GIVEN REQUEST ▸
Write out every line of the material exactly as it appears.

INPUT ROWS ▸

↓↓↓

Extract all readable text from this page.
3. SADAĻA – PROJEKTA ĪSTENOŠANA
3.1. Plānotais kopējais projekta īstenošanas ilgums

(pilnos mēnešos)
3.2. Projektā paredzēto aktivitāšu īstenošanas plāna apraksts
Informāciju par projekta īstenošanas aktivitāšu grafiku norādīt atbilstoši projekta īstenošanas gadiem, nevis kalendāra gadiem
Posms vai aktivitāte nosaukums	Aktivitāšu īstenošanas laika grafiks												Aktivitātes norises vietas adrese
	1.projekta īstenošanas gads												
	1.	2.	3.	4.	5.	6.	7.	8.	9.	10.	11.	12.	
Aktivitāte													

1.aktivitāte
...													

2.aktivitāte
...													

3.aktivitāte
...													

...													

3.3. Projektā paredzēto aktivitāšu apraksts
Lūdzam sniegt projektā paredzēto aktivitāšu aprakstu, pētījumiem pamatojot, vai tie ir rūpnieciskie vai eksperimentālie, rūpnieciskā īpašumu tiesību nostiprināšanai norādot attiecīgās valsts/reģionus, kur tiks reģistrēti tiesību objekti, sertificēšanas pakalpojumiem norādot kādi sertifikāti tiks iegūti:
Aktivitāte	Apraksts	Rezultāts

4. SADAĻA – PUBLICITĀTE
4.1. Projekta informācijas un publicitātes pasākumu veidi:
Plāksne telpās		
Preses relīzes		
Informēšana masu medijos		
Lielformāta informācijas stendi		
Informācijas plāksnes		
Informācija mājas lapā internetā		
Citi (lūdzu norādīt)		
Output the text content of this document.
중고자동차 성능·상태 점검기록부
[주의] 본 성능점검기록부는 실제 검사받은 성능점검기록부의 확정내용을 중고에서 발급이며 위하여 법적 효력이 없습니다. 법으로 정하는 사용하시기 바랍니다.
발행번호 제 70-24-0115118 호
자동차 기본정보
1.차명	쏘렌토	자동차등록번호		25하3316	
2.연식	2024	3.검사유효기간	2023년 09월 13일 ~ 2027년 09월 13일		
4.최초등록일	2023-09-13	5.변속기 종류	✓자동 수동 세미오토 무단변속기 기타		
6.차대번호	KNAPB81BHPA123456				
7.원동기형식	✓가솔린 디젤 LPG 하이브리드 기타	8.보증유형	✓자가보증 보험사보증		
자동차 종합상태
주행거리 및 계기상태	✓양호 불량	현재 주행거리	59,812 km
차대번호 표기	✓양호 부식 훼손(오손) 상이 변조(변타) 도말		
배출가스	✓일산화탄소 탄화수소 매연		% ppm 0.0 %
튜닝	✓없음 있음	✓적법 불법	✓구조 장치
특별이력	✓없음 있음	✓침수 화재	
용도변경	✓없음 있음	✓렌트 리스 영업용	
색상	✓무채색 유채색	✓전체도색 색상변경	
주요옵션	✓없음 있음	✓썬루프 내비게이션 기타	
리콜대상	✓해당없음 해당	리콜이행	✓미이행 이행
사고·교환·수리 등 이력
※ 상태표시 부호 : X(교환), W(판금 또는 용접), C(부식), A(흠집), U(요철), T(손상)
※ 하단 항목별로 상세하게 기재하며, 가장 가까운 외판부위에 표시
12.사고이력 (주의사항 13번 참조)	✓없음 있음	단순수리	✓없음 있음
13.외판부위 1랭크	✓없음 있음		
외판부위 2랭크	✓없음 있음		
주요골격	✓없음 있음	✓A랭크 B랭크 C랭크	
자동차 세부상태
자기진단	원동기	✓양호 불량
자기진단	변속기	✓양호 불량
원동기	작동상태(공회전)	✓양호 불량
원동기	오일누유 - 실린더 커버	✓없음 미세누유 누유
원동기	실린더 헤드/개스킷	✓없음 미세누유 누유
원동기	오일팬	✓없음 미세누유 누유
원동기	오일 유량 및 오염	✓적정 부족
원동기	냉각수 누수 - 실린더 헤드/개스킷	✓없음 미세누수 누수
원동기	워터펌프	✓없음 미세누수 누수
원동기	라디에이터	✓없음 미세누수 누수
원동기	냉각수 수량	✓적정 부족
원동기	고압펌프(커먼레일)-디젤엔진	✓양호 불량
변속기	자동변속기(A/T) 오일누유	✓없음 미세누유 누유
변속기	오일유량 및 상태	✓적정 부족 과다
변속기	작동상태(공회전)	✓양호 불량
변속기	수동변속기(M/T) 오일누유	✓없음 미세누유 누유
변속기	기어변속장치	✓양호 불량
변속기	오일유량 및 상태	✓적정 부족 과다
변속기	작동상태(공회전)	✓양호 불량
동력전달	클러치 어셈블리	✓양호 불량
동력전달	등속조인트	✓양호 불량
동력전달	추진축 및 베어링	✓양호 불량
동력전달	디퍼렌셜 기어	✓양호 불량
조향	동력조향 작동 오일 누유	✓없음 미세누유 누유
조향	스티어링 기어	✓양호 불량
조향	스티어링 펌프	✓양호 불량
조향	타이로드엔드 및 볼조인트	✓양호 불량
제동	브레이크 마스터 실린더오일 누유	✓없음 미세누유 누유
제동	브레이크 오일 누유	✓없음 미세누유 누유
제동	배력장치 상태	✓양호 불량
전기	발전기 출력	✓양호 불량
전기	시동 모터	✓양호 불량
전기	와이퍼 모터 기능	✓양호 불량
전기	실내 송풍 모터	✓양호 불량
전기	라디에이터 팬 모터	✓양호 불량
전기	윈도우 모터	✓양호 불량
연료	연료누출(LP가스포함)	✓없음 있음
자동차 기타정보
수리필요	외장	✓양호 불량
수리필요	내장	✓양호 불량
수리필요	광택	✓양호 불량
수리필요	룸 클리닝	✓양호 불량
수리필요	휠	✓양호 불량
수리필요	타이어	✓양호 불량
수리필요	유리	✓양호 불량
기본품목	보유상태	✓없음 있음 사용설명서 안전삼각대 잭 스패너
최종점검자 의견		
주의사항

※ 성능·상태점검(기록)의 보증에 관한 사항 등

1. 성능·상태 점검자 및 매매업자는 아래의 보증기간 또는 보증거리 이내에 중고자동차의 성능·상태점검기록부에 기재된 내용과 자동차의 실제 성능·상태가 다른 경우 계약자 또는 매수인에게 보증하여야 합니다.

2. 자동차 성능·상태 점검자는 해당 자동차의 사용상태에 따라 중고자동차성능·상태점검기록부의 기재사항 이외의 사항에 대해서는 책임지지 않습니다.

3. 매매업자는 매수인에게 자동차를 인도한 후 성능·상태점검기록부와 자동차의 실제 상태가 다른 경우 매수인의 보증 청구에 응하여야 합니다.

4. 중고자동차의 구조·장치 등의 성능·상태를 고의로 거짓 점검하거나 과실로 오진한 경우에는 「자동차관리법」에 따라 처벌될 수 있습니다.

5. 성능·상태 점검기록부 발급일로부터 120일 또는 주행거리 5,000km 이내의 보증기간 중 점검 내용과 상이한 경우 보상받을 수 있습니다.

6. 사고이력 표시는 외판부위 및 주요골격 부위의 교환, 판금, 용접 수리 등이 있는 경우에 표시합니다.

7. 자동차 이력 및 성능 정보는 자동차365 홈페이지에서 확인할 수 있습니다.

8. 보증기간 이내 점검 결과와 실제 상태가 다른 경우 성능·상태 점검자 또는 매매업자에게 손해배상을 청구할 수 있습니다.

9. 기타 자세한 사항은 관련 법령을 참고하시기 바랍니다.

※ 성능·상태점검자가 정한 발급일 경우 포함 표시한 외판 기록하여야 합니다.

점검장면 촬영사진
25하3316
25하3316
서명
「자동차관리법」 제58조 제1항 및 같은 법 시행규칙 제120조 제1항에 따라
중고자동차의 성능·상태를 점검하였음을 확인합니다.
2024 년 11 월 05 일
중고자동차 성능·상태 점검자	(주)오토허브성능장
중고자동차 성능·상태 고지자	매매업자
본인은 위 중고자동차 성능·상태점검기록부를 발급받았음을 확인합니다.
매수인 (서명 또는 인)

↑↑↑

ANSWER TO THIS PROBLEM ▸
Extract all readable text from this page.
3. SADAĻA – PROJEKTA ĪSTENOŠANA
3.1. Plānotais kopējais projekta īstenošanas ilgums

(pilnos mēnešos)
3.2. Projektā paredzēto aktivitāšu īstenošanas plāna apraksts
Informāciju par projekta īstenošanas aktivitāšu grafiku norādīt atbilstoši projekta īstenošanas gadiem, nevis kalendāra gadiem
Posms vai aktivitāte nosaukums	Aktivitāšu īstenošanas laika grafiks												Aktivitātes norises vietas adrese
	1.projekta īstenošanas gads												
	1.	2.	3.	4.	5.	6.	7.	8.	9.	10.	11.	12.	
Aktivitāte													

1.aktivitāte
...													

2.aktivitāte
...													

3.aktivitāte
...													

...													

3.3. Projektā paredzēto aktivitāšu apraksts
Lūdzam sniegt projektā paredzēto aktivitāšu aprakstu, pētījumiem pamatojot, vai tie ir rūpnieciskie vai eksperimentālie, rūpnieciskā īpašumu tiesību nostiprināšanai norādot attiecīgās valsts/reģionus, kur tiks reģistrēti tiesību objekti, sertificēšanas pakalpojumiem norādot kādi sertifikāti tiks iegūti:
Aktivitāte	Apraksts	Rezultāts

4. SADAĻA – PUBLICITĀTE
4.1. Projekta informācijas un publicitātes pasākumu veidi:
Plāksne telpās		
Preses relīzes		
Informēšana masu medijos		
Lielformāta informācijas stendi		
Informācijas plāksnes		
Informācija mājas lapā internetā		
Citi (lūdzu norādīt)		
Output the text content of this document.
중고자동차 성능·상태 점검기록부
[주의] 본 성능점검기록부는 실제 검사받은 성능점검기록부의 확정내용을 중고에서 발급이며 위하여 법적 효력이 없습니다. 법으로 정하는 사용하시기 바랍니다.
발행번호 제 70-24-0115118 호
자동차 기본정보
1.차명	쏘렌토	자동차등록번호		25하3316	
2.연식	2024	3.검사유효기간	2023년 09월 13일 ~ 2027년 09월 13일		
4.최초등록일	2023-09-13	5.변속기 종류	✓자동 수동 세미오토 무단변속기 기타		
6.차대번호	KNAPB81BHPA123456				
7.원동기형식	✓가솔린 디젤 LPG 하이브리드 기타	8.보증유형	✓자가보증 보험사보증		
자동차 종합상태
주행거리 및 계기상태	✓양호 불량	현재 주행거리	59,812 km
차대번호 표기	✓양호 부식 훼손(오손) 상이 변조(변타) 도말		
배출가스	✓일산화탄소 탄화수소 매연		% ppm 0.0 %
튜닝	✓없음 있음	✓적법 불법	✓구조 장치
특별이력	✓없음 있음	✓침수 화재	
용도변경	✓없음 있음	✓렌트 리스 영업용	
색상	✓무채색 유채색	✓전체도색 색상변경	
주요옵션	✓없음 있음	✓썬루프 내비게이션 기타	
리콜대상	✓해당없음 해당	리콜이행	✓미이행 이행
사고·교환·수리 등 이력
※ 상태표시 부호 : X(교환), W(판금 또는 용접), C(부식), A(흠집), U(요철), T(손상)
※ 하단 항목별로 상세하게 기재하며, 가장 가까운 외판부위에 표시
12.사고이력 (주의사항 13번 참조)	✓없음 있음	단순수리	✓없음 있음
13.외판부위 1랭크	✓없음 있음		
외판부위 2랭크	✓없음 있음		
주요골격	✓없음 있음	✓A랭크 B랭크 C랭크	
자동차 세부상태
자기진단	원동기	✓양호 불량
자기진단	변속기	✓양호 불량
원동기	작동상태(공회전)	✓양호 불량
원동기	오일누유 - 실린더 커버	✓없음 미세누유 누유
원동기	실린더 헤드/개스킷	✓없음 미세누유 누유
원동기	오일팬	✓없음 미세누유 누유
원동기	오일 유량 및 오염	✓적정 부족
원동기	냉각수 누수 - 실린더 헤드/개스킷	✓없음 미세누수 누수
원동기	워터펌프	✓없음 미세누수 누수
원동기	라디에이터	✓없음 미세누수 누수
원동기	냉각수 수량	✓적정 부족
원동기	고압펌프(커먼레일)-디젤엔진	✓양호 불량
변속기	자동변속기(A/T) 오일누유	✓없음 미세누유 누유
변속기	오일유량 및 상태	✓적정 부족 과다
변속기	작동상태(공회전)	✓양호 불량
변속기	수동변속기(M/T) 오일누유	✓없음 미세누유 누유
변속기	기어변속장치	✓양호 불량
변속기	오일유량 및 상태	✓적정 부족 과다
변속기	작동상태(공회전)	✓양호 불량
동력전달	클러치 어셈블리	✓양호 불량
동력전달	등속조인트	✓양호 불량
동력전달	추진축 및 베어링	✓양호 불량
동력전달	디퍼렌셜 기어	✓양호 불량
조향	동력조향 작동 오일 누유	✓없음 미세누유 누유
조향	스티어링 기어	✓양호 불량
조향	스티어링 펌프	✓양호 불량
조향	타이로드엔드 및 볼조인트	✓양호 불량
제동	브레이크 마스터 실린더오일 누유	✓없음 미세누유 누유
제동	브레이크 오일 누유	✓없음 미세누유 누유
제동	배력장치 상태	✓양호 불량
전기	발전기 출력	✓양호 불량
전기	시동 모터	✓양호 불량
전기	와이퍼 모터 기능	✓양호 불량
전기	실내 송풍 모터	✓양호 불량
전기	라디에이터 팬 모터	✓양호 불량
전기	윈도우 모터	✓양호 불량
연료	연료누출(LP가스포함)	✓없음 있음
자동차 기타정보
수리필요	외장	✓양호 불량
수리필요	내장	✓양호 불량
수리필요	광택	✓양호 불량
수리필요	룸 클리닝	✓양호 불량
수리필요	휠	✓양호 불량
수리필요	타이어	✓양호 불량
수리필요	유리	✓양호 불량
기본품목	보유상태	✓없음 있음 사용설명서 안전삼각대 잭 스패너
최종점검자 의견		
주의사항

※ 성능·상태점검(기록)의 보증에 관한 사항 등

1. 성능·상태 점검자 및 매매업자는 아래의 보증기간 또는 보증거리 이내에 중고자동차의 성능·상태점검기록부에 기재된 내용과 자동차의 실제 성능·상태가 다른 경우 계약자 또는 매수인에게 보증하여야 합니다.

2. 자동차 성능·상태 점검자는 해당 자동차의 사용상태에 따라 중고자동차성능·상태점검기록부의 기재사항 이외의 사항에 대해서는 책임지지 않습니다.

3. 매매업자는 매수인에게 자동차를 인도한 후 성능·상태점검기록부와 자동차의 실제 상태가 다른 경우 매수인의 보증 청구에 응하여야 합니다.

4. 중고자동차의 구조·장치 등의 성능·상태를 고의로 거짓 점검하거나 과실로 오진한 경우에는 「자동차관리법」에 따라 처벌될 수 있습니다.

5. 성능·상태 점검기록부 발급일로부터 120일 또는 주행거리 5,000km 이내의 보증기간 중 점검 내용과 상이한 경우 보상받을 수 있습니다.

6. 사고이력 표시는 외판부위 및 주요골격 부위의 교환, 판금, 용접 수리 등이 있는 경우에 표시합니다.

7. 자동차 이력 및 성능 정보는 자동차365 홈페이지에서 확인할 수 있습니다.

8. 보증기간 이내 점검 결과와 실제 상태가 다른 경우 성능·상태 점검자 또는 매매업자에게 손해배상을 청구할 수 있습니다.

9. 기타 자세한 사항은 관련 법령을 참고하시기 바랍니다.

※ 성능·상태점검자가 정한 발급일 경우 포함 표시한 외판 기록하여야 합니다.

점검장면 촬영사진
25하3316
25하3316
서명
「자동차관리법」 제58조 제1항 및 같은 법 시행규칙 제120조 제1항에 따라
중고자동차의 성능·상태를 점검하였음을 확인합니다.
2024 년 11 월 05 일
중고자동차 성능·상태 점검자	(주)오토허브성능장
중고자동차 성능·상태 고지자	매매업자
본인은 위 중고자동차 성능·상태점검기록부를 발급받았음을 확인합니다.
매수인 (서명 또는 인)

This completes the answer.